- Exercise directions: Write the data out again, exactly as given.

## begin Working data

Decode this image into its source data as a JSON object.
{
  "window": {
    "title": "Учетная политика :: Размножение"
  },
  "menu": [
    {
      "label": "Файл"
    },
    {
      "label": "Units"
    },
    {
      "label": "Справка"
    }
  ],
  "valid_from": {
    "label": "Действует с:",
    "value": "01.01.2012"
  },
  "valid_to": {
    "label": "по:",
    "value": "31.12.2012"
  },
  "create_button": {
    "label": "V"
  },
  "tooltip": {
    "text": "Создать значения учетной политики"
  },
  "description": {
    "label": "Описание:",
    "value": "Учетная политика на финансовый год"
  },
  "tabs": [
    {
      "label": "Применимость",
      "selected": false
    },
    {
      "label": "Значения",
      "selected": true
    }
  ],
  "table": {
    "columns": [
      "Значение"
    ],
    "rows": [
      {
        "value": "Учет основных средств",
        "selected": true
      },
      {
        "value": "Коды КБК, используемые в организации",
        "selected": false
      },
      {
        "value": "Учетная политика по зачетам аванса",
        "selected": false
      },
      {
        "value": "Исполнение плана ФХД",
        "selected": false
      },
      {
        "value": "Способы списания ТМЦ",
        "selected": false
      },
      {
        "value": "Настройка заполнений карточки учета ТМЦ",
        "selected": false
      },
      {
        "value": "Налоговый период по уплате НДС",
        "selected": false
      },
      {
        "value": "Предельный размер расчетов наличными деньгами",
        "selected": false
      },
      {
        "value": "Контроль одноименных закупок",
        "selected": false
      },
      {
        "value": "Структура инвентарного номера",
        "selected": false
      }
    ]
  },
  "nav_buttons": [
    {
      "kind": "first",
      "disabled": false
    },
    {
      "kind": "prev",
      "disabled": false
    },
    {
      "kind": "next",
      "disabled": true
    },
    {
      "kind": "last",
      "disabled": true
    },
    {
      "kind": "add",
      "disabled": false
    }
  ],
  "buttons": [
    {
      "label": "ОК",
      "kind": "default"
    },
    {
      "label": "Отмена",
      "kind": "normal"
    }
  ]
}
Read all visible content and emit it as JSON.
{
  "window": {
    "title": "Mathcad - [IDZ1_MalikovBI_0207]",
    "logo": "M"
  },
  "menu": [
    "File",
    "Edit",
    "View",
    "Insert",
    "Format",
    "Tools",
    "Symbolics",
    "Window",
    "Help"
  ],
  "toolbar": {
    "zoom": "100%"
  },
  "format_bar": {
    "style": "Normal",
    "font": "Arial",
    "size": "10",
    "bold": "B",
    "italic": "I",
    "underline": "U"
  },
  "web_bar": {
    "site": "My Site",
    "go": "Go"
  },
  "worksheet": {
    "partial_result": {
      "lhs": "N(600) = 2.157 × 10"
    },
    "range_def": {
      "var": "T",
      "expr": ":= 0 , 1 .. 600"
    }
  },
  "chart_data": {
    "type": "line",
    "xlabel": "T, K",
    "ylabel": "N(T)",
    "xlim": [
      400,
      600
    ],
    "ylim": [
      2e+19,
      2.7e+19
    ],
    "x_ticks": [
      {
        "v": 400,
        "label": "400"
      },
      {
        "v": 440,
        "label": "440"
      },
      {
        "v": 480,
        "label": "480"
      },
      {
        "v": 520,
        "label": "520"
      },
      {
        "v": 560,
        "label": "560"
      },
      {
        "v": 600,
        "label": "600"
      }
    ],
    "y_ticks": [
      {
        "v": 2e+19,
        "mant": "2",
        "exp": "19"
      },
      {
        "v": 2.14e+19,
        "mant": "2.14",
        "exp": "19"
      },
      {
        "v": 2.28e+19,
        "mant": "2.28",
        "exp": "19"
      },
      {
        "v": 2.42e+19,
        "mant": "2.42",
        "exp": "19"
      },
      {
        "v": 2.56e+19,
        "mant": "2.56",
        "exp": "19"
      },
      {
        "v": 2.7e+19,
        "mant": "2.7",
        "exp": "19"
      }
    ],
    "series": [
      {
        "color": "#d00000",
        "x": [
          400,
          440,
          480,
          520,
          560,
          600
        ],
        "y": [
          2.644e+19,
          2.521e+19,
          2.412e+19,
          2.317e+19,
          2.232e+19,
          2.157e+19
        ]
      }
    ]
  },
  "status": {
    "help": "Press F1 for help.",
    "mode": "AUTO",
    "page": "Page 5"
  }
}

## end Working data

- Expected answer:
Decode this image into its source data as a JSON object.
{
  "window": {
    "title": "Учетная политика :: Размножение"
  },
  "menu": [
    {
      "label": "Файл"
    },
    {
      "label": "Units"
    },
    {
      "label": "Справка"
    }
  ],
  "valid_from": {
    "label": "Действует с:",
    "value": "01.01.2012"
  },
  "valid_to": {
    "label": "по:",
    "value": "31.12.2012"
  },
  "create_button": {
    "label": "V"
  },
  "tooltip": {
    "text": "Создать значения учетной политики"
  },
  "description": {
    "label": "Описание:",
    "value": "Учетная политика на финансовый год"
  },
  "tabs": [
    {
      "label": "Применимость",
      "selected": false
    },
    {
      "label": "Значения",
      "selected": true
    }
  ],
  "table": {
    "columns": [
      "Значение"
    ],
    "rows": [
      {
        "value": "Учет основных средств",
        "selected": true
      },
      {
        "value": "Коды КБК, используемые в организации",
        "selected": false
      },
      {
        "value": "Учетная политика по зачетам аванса",
        "selected": false
      },
      {
        "value": "Исполнение плана ФХД",
        "selected": false
      },
      {
        "value": "Способы списания ТМЦ",
        "selected": false
      },
      {
        "value": "Настройка заполнений карточки учета ТМЦ",
        "selected": false
      },
      {
        "value": "Налоговый период по уплате НДС",
        "selected": false
      },
      {
        "value": "Предельный размер расчетов наличными деньгами",
        "selected": false
      },
      {
        "value": "Контроль одноименных закупок",
        "selected": false
      },
      {
        "value": "Структура инвентарного номера",
        "selected": false
      }
    ]
  },
  "nav_buttons": [
    {
      "kind": "first",
      "disabled": false
    },
    {
      "kind": "prev",
      "disabled": false
    },
    {
      "kind": "next",
      "disabled": true
    },
    {
      "kind": "last",
      "disabled": true
    },
    {
      "kind": "add",
      "disabled": false
    }
  ],
  "buttons": [
    {
      "label": "ОК",
      "kind": "default"
    },
    {
      "label": "Отмена",
      "kind": "normal"
    }
  ]
}
Read all visible content and emit it as JSON.
{
  "window": {
    "title": "Mathcad - [IDZ1_MalikovBI_0207]",
    "logo": "M"
  },
  "menu": [
    "File",
    "Edit",
    "View",
    "Insert",
    "Format",
    "Tools",
    "Symbolics",
    "Window",
    "Help"
  ],
  "toolbar": {
    "zoom": "100%"
  },
  "format_bar": {
    "style": "Normal",
    "font": "Arial",
    "size": "10",
    "bold": "B",
    "italic": "I",
    "underline": "U"
  },
  "web_bar": {
    "site": "My Site",
    "go": "Go"
  },
  "worksheet": {
    "partial_result": {
      "lhs": "N(600) = 2.157 × 10"
    },
    "range_def": {
      "var": "T",
      "expr": ":= 0 , 1 .. 600"
    }
  },
  "chart_data": {
    "type": "line",
    "xlabel": "T, K",
    "ylabel": "N(T)",
    "xlim": [
      400,
      600
    ],
    "ylim": [
      2e+19,
      2.7e+19
    ],
    "x_ticks": [
      {
        "v": 400,
        "label": "400"
      },
      {
        "v": 440,
        "label": "440"
      },
      {
        "v": 480,
        "label": "480"
      },
      {
        "v": 520,
        "label": "520"
      },
      {
        "v": 560,
        "label": "560"
      },
      {
        "v": 600,
        "label": "600"
      }
    ],
    "y_ticks": [
      {
        "v": 2e+19,
        "mant": "2",
        "exp": "19"
      },
      {
        "v": 2.14e+19,
        "mant": "2.14",
        "exp": "19"
      },
      {
        "v": 2.28e+19,
        "mant": "2.28",
        "exp": "19"
      },
      {
        "v": 2.42e+19,
        "mant": "2.42",
        "exp": "19"
      },
      {
        "v": 2.56e+19,
        "mant": "2.56",
        "exp": "19"
      },
      {
        "v": 2.7e+19,
        "mant": "2.7",
        "exp": "19"
      }
    ],
    "series": [
      {
        "color": "#d00000",
        "x": [
          400,
          440,
          480,
          520,
          560,
          600
        ],
        "y": [
          2.644e+19,
          2.521e+19,
          2.412e+19,
          2.317e+19,
          2.232e+19,
          2.157e+19
        ]
      }
    ]
  },
  "status": {
    "help": "Press F1 for help.",
    "mode": "AUTO",
    "page": "Page 5"
  }
}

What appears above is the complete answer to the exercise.